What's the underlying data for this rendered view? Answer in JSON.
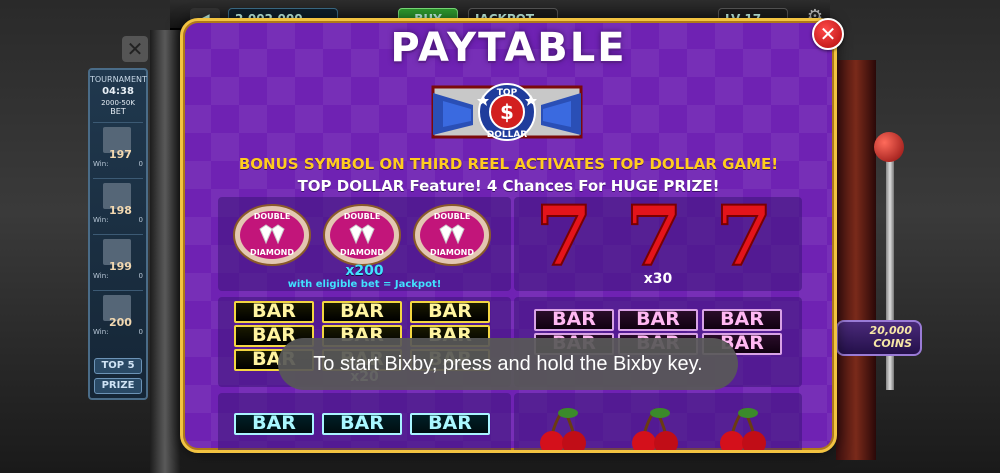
{
  "background": {
    "coins_value": "2,002,000",
    "buy_label": "BUY",
    "jackpot_label": "JACKPOT",
    "level_label": "LV 17",
    "tournament": {
      "title": "TOURNAMENT",
      "timer": "04:38",
      "range": "2000-50K",
      "bet": "BET",
      "ranks": [
        {
          "rank": "197",
          "win_label": "Win:",
          "win_value": "0"
        },
        {
          "rank": "198",
          "win_label": "Win:",
          "win_value": "0"
        },
        {
          "rank": "199",
          "win_label": "Win:",
          "win_value": "0"
        },
        {
          "rank": "200",
          "win_label": "Win:",
          "win_value": "0"
        }
      ],
      "top5_label": "TOP 5",
      "prize_label": "PRIZE"
    },
    "coin_badge": {
      "value": "20,000",
      "unit": "COINS"
    }
  },
  "paytable": {
    "title": "PAYTABLE",
    "logo": {
      "top": "TOP",
      "symbol": "$",
      "bottom": "DOLLAR"
    },
    "bonus_text": "BONUS SYMBOL ON THIRD REEL ACTIVATES TOP DOLLAR GAME!",
    "feature_text": "TOP DOLLAR Feature! 4 Chances For HUGE PRIZE!",
    "entries": [
      {
        "symbol": "double-diamond",
        "symbol_text": [
          "DOUBLE",
          "DIAMOND"
        ],
        "payout": "x200",
        "note": "with eligible bet = Jackpot!"
      },
      {
        "symbol": "seven",
        "symbol_text": "7",
        "payout": "x30"
      },
      {
        "symbol": "triple-bar",
        "symbol_text": "BAR",
        "payout": "x20"
      },
      {
        "symbol": "double-bar",
        "symbol_text": "BAR"
      },
      {
        "symbol": "single-bar",
        "symbol_text": "BAR"
      },
      {
        "symbol": "cherry"
      }
    ]
  },
  "toast": {
    "message": "To start Bixby, press and hold the Bixby key."
  },
  "colors": {
    "modal_bg": "#6f22b3",
    "modal_border": "#f2c341",
    "bonus_text": "#ffcc1f",
    "multiplier_cyan": "#41e2ff",
    "close_red": "#d41616"
  }
}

§

Write out every line of the preceding listing that contains "DOLLAR".

      "bottom": "DOLLAR"
    "bonus_text": "BONUS SYMBOL ON THIRD REEL ACTIVATES TOP DOLLAR GAME!",
    "feature_text": "TOP DOLLAR Feature! 4 Chances For HUGE PRIZE!",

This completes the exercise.